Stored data
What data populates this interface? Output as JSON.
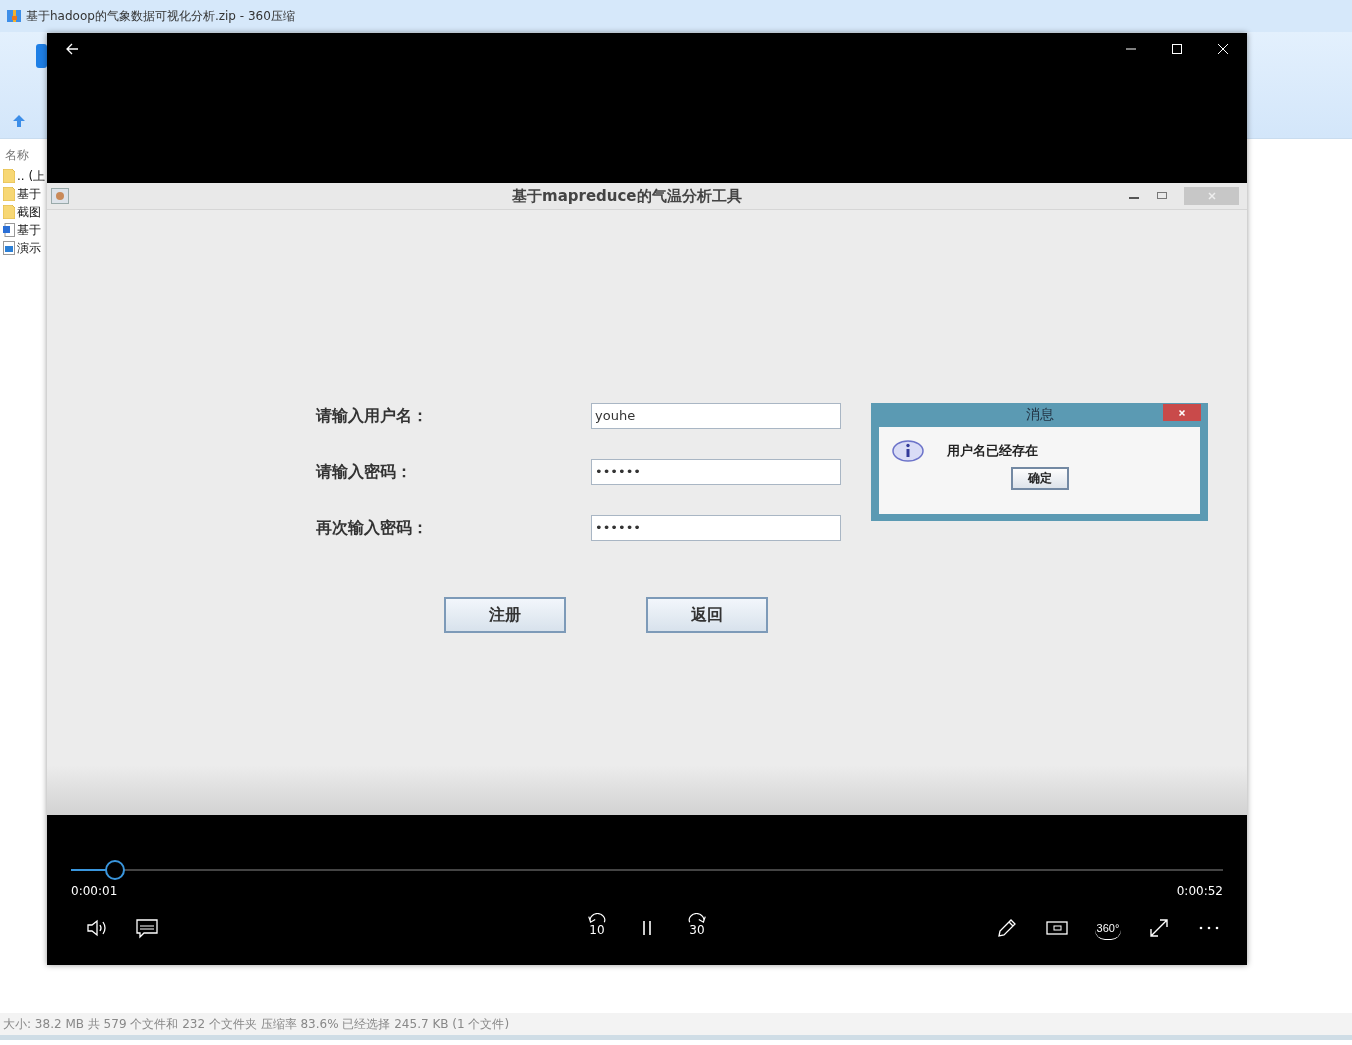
{
  "background_window": {
    "title": "基于hadoop的气象数据可视化分析.zip - 360压缩",
    "column_header": "名称",
    "files": [
      {
        "name": ".. (上",
        "kind": "folder"
      },
      {
        "name": "基于",
        "kind": "folder"
      },
      {
        "name": "截图",
        "kind": "folder"
      },
      {
        "name": "基于",
        "kind": "word"
      },
      {
        "name": "演示",
        "kind": "video"
      }
    ],
    "status_bar": "大小: 38.2 MB 共 579 个文件和 232 个文件夹 压缩率 83.6% 已经选择 245.7 KB (1 个文件)"
  },
  "player": {
    "video_app": {
      "title": "基于mapreduce的气温分析工具",
      "fields": [
        {
          "label": "请输入用户名：",
          "value": "youhe"
        },
        {
          "label": "请输入密码：",
          "value": "••••••"
        },
        {
          "label": "再次输入密码：",
          "value": "••••••"
        }
      ],
      "buttons": [
        "注册",
        "返回"
      ],
      "dialog": {
        "title": "消息",
        "message": "用户名已经存在",
        "button": "确定"
      }
    },
    "progress": {
      "level": 0.03
    },
    "elapsed": "0:00:01",
    "duration": "0:00:52",
    "skip_back": "10",
    "skip_forward": "30",
    "vr_label": "360°"
  }
}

> _WHAT THE TASK ASKS_
Retype everything in the material word for word, minus pictures.

> _RESPONSE TO THE TASK_
What data populates this interface? Output as JSON.
{
  "background_window": {
    "title": "基于hadoop的气象数据可视化分析.zip - 360压缩",
    "column_header": "名称",
    "files": [
      {
        "name": ".. (上",
        "kind": "folder"
      },
      {
        "name": "基于",
        "kind": "folder"
      },
      {
        "name": "截图",
        "kind": "folder"
      },
      {
        "name": "基于",
        "kind": "word"
      },
      {
        "name": "演示",
        "kind": "video"
      }
    ],
    "status_bar": "大小: 38.2 MB 共 579 个文件和 232 个文件夹 压缩率 83.6% 已经选择 245.7 KB (1 个文件)"
  },
  "player": {
    "video_app": {
      "title": "基于mapreduce的气温分析工具",
      "fields": [
        {
          "label": "请输入用户名：",
          "value": "youhe"
        },
        {
          "label": "请输入密码：",
          "value": "••••••"
        },
        {
          "label": "再次输入密码：",
          "value": "••••••"
        }
      ],
      "buttons": [
        "注册",
        "返回"
      ],
      "dialog": {
        "title": "消息",
        "message": "用户名已经存在",
        "button": "确定"
      }
    },
    "progress": {
      "level": 0.03
    },
    "elapsed": "0:00:01",
    "duration": "0:00:52",
    "skip_back": "10",
    "skip_forward": "30",
    "vr_label": "360°"
  }
}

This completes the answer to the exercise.